- [Problem]
Quote, word for word, the line containing "Give me a plain-text" and all lines that follow it to the end of the records, with no pictures.
== Given records
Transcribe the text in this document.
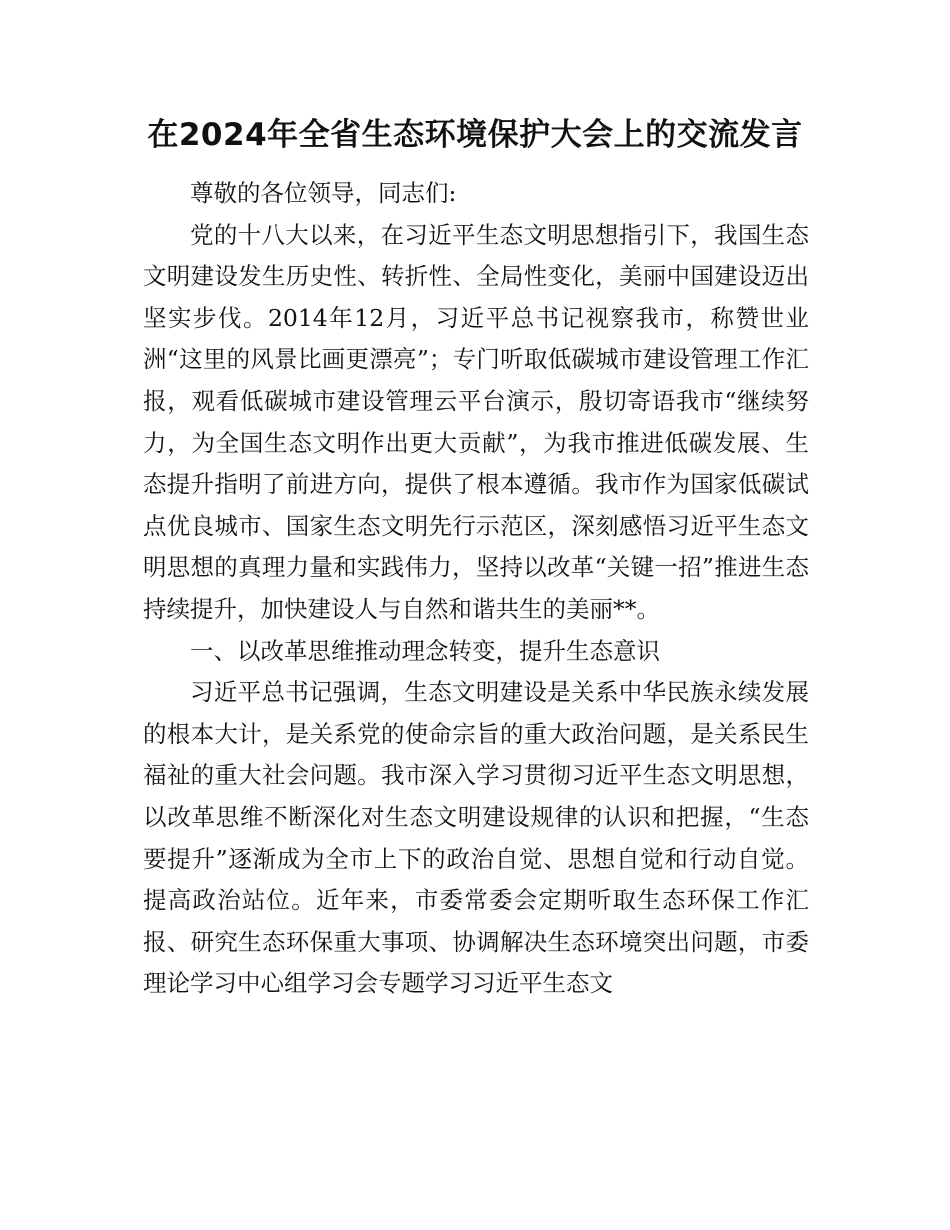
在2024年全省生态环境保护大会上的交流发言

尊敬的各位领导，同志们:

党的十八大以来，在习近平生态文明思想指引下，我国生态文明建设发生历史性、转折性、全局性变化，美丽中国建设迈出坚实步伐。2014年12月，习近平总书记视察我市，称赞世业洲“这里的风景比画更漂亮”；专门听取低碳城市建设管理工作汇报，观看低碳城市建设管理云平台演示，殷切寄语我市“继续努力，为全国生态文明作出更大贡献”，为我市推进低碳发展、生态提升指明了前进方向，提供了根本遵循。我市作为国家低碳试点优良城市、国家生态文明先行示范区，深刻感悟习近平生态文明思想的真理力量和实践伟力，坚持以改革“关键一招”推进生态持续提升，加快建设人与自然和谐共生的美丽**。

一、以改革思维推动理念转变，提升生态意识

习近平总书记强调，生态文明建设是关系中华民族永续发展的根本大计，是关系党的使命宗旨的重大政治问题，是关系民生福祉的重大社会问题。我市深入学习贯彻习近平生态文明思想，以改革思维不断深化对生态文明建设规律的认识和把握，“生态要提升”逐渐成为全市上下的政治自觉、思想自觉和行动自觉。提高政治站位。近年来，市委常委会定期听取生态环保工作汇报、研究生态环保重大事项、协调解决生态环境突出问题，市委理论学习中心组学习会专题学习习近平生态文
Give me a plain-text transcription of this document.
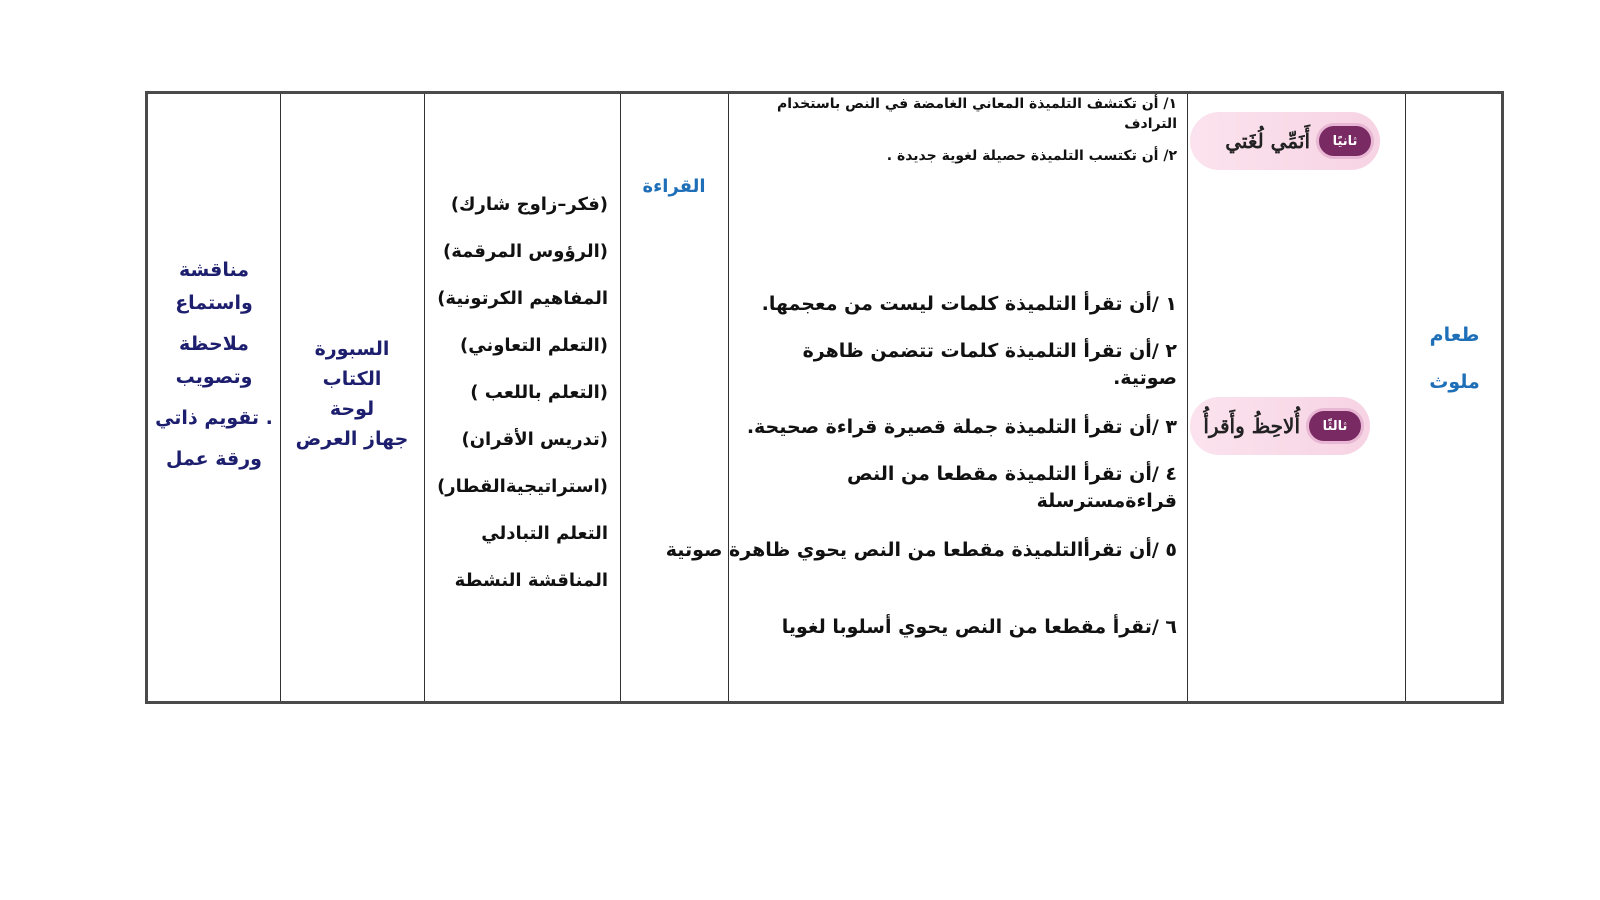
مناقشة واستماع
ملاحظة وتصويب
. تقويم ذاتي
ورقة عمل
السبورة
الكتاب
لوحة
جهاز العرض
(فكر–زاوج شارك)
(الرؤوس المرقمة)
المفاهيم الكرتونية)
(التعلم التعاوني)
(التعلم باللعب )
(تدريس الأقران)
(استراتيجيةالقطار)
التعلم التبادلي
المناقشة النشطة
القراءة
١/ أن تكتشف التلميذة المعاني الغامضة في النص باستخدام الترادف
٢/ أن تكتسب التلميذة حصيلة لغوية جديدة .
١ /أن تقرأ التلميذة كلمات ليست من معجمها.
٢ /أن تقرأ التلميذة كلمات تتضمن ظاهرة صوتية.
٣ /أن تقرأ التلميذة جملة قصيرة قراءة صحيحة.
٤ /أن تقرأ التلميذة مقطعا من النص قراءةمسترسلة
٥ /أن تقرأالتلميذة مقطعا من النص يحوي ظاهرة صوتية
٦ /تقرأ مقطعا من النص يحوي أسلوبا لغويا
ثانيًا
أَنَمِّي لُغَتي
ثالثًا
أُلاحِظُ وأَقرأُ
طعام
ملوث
====
- [Answer to this exercise]
Give me a plain-text transcription of this document.
مناقشة واستماع
ملاحظة وتصويب
. تقويم ذاتي
ورقة عمل
السبورة
الكتاب
لوحة
جهاز العرض
(فكر–زاوج شارك)
(الرؤوس المرقمة)
المفاهيم الكرتونية)
(التعلم التعاوني)
(التعلم باللعب )
(تدريس الأقران)
(استراتيجيةالقطار)
التعلم التبادلي
المناقشة النشطة
القراءة
١/ أن تكتشف التلميذة المعاني الغامضة في النص باستخدام الترادف
٢/ أن تكتسب التلميذة حصيلة لغوية جديدة .
١ /أن تقرأ التلميذة كلمات ليست من معجمها.
٢ /أن تقرأ التلميذة كلمات تتضمن ظاهرة صوتية.
٣ /أن تقرأ التلميذة جملة قصيرة قراءة صحيحة.
٤ /أن تقرأ التلميذة مقطعا من النص قراءةمسترسلة
٥ /أن تقرأالتلميذة مقطعا من النص يحوي ظاهرة صوتية
٦ /تقرأ مقطعا من النص يحوي أسلوبا لغويا
ثانيًا
أَنَمِّي لُغَتي
ثالثًا
أُلاحِظُ وأَقرأُ
طعام
ملوث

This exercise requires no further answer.